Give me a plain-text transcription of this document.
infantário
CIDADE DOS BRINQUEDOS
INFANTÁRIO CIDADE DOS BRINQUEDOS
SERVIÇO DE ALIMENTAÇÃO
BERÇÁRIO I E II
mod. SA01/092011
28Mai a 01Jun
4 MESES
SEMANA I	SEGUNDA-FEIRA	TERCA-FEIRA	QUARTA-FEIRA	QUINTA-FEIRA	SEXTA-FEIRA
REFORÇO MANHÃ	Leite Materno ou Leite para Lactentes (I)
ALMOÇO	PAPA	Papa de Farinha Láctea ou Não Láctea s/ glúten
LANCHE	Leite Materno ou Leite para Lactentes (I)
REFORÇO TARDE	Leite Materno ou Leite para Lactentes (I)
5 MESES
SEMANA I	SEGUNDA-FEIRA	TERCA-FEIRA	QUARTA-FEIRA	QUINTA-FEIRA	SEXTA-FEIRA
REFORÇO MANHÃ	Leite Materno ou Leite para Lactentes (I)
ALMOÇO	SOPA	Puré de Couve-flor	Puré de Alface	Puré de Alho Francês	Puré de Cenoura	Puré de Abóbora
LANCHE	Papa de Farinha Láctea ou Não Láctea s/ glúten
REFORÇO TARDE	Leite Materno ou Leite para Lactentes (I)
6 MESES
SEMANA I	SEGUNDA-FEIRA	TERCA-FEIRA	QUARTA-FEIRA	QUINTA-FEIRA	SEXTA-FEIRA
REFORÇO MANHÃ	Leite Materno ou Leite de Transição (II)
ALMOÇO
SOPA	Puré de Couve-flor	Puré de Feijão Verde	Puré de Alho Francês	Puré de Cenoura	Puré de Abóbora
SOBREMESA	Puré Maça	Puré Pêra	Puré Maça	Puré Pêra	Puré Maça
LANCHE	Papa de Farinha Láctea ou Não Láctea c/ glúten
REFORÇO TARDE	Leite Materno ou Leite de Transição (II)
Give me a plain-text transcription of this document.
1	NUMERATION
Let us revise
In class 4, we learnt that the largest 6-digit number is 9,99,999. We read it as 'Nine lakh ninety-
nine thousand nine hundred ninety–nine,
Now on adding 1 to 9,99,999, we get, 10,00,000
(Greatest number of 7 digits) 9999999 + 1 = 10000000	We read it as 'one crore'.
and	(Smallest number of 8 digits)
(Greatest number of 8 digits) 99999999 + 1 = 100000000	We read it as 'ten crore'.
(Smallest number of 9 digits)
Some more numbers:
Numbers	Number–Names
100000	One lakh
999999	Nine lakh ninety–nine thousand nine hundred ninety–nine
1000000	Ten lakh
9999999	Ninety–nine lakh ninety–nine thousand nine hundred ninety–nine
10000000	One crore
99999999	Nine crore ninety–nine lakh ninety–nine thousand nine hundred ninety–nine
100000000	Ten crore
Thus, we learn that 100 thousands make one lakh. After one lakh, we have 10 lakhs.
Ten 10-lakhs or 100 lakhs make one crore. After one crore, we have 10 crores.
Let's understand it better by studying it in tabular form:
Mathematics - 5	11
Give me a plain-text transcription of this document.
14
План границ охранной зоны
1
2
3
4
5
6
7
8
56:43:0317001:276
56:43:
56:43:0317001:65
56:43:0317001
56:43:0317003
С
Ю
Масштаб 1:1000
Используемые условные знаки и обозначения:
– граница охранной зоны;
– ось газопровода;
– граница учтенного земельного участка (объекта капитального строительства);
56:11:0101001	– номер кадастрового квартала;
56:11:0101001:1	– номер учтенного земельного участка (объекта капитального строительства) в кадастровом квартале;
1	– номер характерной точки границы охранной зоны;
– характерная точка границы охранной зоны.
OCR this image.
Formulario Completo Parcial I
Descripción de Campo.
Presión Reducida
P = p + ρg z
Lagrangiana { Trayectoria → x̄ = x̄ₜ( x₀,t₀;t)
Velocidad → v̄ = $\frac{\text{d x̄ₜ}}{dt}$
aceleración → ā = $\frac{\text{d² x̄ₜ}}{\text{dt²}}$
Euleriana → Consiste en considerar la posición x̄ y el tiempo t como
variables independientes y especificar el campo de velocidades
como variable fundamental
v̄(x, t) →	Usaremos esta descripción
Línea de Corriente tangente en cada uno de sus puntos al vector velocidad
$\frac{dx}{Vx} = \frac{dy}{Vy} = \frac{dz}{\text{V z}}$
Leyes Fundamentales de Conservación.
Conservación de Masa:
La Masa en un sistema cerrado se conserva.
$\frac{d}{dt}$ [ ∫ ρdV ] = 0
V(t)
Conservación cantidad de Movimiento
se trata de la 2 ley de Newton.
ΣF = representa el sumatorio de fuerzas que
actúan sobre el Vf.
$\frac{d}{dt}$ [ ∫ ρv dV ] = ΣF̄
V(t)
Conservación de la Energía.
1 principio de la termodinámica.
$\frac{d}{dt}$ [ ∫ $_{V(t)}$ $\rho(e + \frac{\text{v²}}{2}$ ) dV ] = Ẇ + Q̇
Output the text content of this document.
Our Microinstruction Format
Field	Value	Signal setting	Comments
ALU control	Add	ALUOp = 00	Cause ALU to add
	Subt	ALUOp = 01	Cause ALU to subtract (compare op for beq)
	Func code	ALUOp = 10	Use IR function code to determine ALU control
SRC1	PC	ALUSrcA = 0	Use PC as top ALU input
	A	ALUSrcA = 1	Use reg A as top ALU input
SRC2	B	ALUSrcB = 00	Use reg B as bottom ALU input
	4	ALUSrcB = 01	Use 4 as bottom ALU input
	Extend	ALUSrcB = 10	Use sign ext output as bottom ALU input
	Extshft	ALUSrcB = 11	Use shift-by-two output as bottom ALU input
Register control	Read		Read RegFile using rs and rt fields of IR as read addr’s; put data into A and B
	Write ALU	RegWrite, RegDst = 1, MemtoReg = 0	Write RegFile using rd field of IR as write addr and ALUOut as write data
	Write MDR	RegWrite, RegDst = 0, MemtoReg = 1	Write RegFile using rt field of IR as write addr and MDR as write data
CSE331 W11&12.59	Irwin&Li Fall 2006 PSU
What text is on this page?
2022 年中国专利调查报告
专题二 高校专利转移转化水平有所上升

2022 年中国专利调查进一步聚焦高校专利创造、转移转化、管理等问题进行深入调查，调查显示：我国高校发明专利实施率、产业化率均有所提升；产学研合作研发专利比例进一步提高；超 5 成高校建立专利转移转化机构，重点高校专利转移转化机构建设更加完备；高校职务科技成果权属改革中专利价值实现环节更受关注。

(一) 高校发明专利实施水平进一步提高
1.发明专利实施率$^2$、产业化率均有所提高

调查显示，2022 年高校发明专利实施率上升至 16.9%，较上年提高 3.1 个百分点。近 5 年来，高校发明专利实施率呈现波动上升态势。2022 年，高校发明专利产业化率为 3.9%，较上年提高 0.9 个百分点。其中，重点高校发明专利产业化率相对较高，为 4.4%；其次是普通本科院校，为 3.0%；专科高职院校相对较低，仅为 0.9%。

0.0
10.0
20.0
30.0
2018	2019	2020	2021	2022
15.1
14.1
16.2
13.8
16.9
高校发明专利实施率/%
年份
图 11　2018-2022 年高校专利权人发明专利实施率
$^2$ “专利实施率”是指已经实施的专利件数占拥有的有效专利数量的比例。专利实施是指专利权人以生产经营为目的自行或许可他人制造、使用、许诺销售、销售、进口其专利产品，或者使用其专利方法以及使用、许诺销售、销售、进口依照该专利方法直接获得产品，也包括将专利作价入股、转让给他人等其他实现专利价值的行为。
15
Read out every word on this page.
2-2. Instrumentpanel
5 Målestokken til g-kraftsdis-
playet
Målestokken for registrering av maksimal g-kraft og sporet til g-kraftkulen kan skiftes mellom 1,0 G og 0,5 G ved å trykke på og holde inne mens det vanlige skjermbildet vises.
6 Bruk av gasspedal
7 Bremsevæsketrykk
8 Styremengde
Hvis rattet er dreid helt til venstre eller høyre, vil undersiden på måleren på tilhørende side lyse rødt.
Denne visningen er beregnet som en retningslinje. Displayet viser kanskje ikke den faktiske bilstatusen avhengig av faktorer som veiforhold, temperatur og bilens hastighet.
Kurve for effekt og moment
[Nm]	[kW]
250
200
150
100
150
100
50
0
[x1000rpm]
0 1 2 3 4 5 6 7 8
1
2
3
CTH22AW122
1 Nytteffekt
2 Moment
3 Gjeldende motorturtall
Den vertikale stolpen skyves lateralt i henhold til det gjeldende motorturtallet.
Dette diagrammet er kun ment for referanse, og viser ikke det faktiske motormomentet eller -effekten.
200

───

WRITTEN EXERCISE:
Print exactly the lines above, starting at the line that contains "What text is on this page?" and ending with the last line of the records, both included.

COMPLETED TASK:
What text is on this page?
2022 年中国专利调查报告
专题二 高校专利转移转化水平有所上升

2022 年中国专利调查进一步聚焦高校专利创造、转移转化、管理等问题进行深入调查，调查显示：我国高校发明专利实施率、产业化率均有所提升；产学研合作研发专利比例进一步提高；超 5 成高校建立专利转移转化机构，重点高校专利转移转化机构建设更加完备；高校职务科技成果权属改革中专利价值实现环节更受关注。

(一) 高校发明专利实施水平进一步提高
1.发明专利实施率$^2$、产业化率均有所提高

调查显示，2022 年高校发明专利实施率上升至 16.9%，较上年提高 3.1 个百分点。近 5 年来，高校发明专利实施率呈现波动上升态势。2022 年，高校发明专利产业化率为 3.9%，较上年提高 0.9 个百分点。其中，重点高校发明专利产业化率相对较高，为 4.4%；其次是普通本科院校，为 3.0%；专科高职院校相对较低，仅为 0.9%。

0.0
10.0
20.0
30.0
2018	2019	2020	2021	2022
15.1
14.1
16.2
13.8
16.9
高校发明专利实施率/%
年份
图 11　2018-2022 年高校专利权人发明专利实施率
$^2$ “专利实施率”是指已经实施的专利件数占拥有的有效专利数量的比例。专利实施是指专利权人以生产经营为目的自行或许可他人制造、使用、许诺销售、销售、进口其专利产品，或者使用其专利方法以及使用、许诺销售、销售、进口依照该专利方法直接获得产品，也包括将专利作价入股、转让给他人等其他实现专利价值的行为。
15
Read out every word on this page.
2-2. Instrumentpanel
5 Målestokken til g-kraftsdis-
playet
Målestokken for registrering av maksimal g-kraft og sporet til g-kraftkulen kan skiftes mellom 1,0 G og 0,5 G ved å trykke på og holde inne mens det vanlige skjermbildet vises.
6 Bruk av gasspedal
7 Bremsevæsketrykk
8 Styremengde
Hvis rattet er dreid helt til venstre eller høyre, vil undersiden på måleren på tilhørende side lyse rødt.
Denne visningen er beregnet som en retningslinje. Displayet viser kanskje ikke den faktiske bilstatusen avhengig av faktorer som veiforhold, temperatur og bilens hastighet.
Kurve for effekt og moment
[Nm]	[kW]
250
200
150
100
150
100
50
0
[x1000rpm]
0 1 2 3 4 5 6 7 8
1
2
3
CTH22AW122
1 Nytteffekt
2 Moment
3 Gjeldende motorturtall
Den vertikale stolpen skyves lateralt i henhold til det gjeldende motorturtallet.
Dette diagrammet er kun ment for referanse, og viser ikke det faktiske motormomentet eller -effekten.
200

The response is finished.